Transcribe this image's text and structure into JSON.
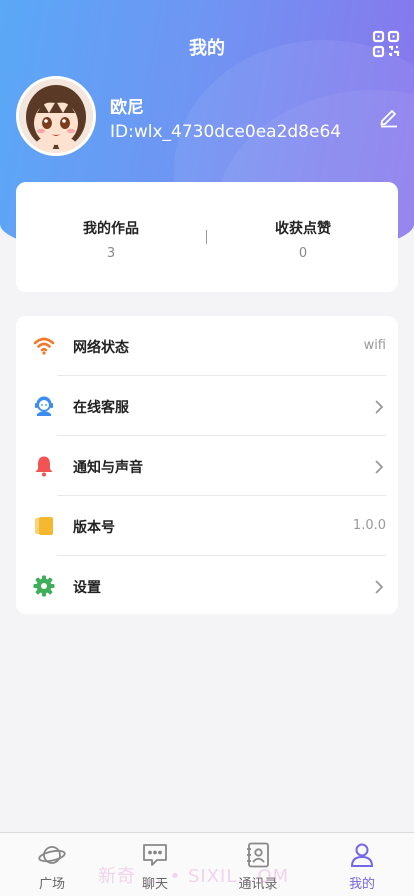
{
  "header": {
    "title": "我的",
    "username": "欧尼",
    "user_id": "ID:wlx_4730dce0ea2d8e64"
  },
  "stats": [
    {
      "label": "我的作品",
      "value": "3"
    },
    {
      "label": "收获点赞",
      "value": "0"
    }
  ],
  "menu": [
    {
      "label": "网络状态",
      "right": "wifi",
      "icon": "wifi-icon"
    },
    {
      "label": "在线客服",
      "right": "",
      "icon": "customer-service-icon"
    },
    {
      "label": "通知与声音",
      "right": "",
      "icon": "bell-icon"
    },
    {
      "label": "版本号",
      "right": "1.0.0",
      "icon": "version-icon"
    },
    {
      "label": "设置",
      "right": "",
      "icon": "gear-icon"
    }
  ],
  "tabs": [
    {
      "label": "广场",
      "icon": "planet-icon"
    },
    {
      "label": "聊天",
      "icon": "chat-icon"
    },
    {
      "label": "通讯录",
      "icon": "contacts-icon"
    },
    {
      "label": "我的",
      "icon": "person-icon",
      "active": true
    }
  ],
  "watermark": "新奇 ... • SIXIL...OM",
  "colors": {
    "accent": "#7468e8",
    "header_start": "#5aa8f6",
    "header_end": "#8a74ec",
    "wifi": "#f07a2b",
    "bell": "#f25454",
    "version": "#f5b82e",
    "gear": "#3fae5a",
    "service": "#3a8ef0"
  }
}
==
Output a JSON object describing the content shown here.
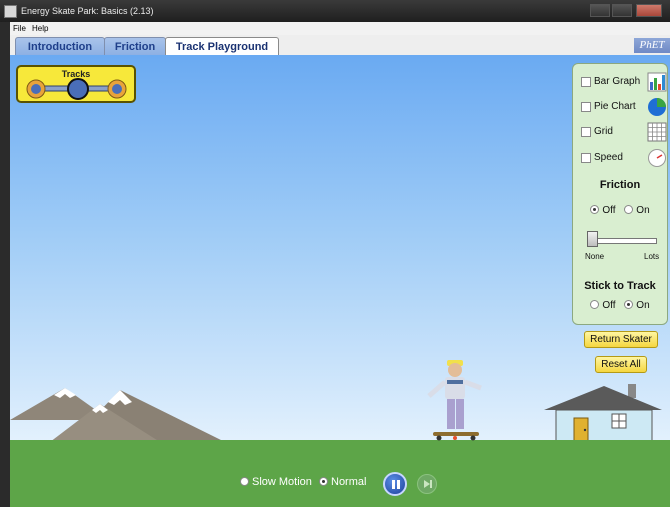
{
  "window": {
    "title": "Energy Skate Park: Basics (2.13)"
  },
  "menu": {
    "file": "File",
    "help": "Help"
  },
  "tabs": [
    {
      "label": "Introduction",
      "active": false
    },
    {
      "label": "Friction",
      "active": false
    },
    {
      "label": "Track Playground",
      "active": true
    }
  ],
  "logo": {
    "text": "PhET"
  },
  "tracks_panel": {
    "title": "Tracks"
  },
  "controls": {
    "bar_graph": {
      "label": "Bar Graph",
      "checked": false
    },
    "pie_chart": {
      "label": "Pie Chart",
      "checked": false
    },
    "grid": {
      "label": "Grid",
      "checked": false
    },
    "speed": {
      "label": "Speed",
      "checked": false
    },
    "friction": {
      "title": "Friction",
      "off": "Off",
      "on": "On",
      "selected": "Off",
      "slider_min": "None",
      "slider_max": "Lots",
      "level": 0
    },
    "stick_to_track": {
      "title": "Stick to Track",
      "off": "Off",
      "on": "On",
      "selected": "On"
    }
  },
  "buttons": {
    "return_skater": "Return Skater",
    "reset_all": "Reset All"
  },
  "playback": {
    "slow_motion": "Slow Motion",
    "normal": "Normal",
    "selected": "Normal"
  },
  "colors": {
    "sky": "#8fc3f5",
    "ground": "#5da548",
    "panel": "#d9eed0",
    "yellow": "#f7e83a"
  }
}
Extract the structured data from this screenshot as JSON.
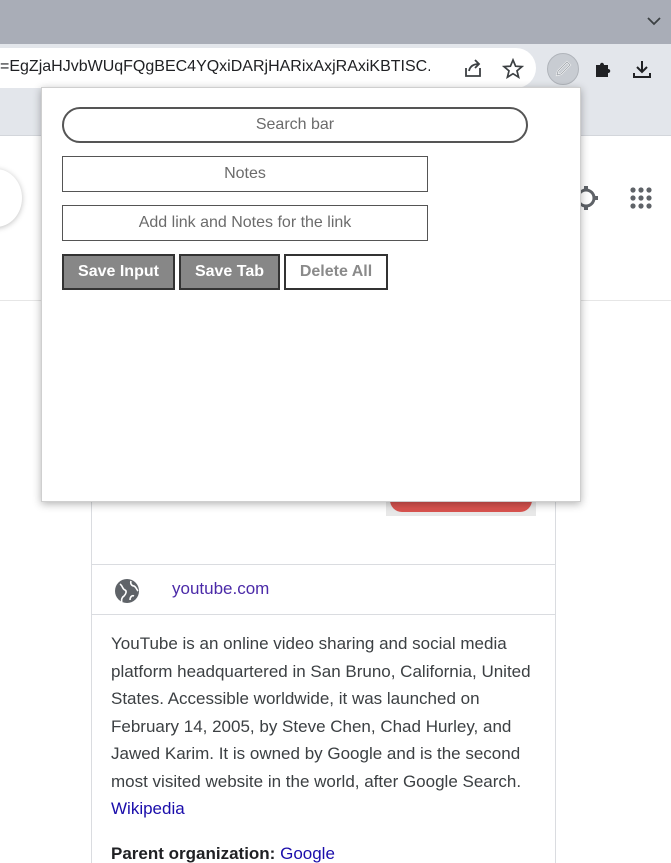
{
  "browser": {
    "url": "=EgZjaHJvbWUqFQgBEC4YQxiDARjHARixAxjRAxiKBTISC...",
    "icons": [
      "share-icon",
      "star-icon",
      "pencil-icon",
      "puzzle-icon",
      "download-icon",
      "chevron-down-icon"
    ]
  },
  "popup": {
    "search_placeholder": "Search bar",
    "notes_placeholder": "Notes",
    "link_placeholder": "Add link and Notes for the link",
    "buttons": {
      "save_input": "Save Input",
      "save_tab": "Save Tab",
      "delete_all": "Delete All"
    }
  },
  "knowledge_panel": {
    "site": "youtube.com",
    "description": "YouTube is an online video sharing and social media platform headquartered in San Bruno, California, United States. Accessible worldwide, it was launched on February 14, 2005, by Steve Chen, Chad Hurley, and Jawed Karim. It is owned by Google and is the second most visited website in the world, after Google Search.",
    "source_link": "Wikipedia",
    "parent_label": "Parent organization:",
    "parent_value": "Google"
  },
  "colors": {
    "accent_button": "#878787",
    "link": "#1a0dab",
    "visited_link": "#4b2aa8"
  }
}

◆ Set exercise: Pick out all lines from the data above in which the word "selected" appears.

◆ Correct output:
      "selected": "Off",
      "selected": "On"
    "selected": "Normal"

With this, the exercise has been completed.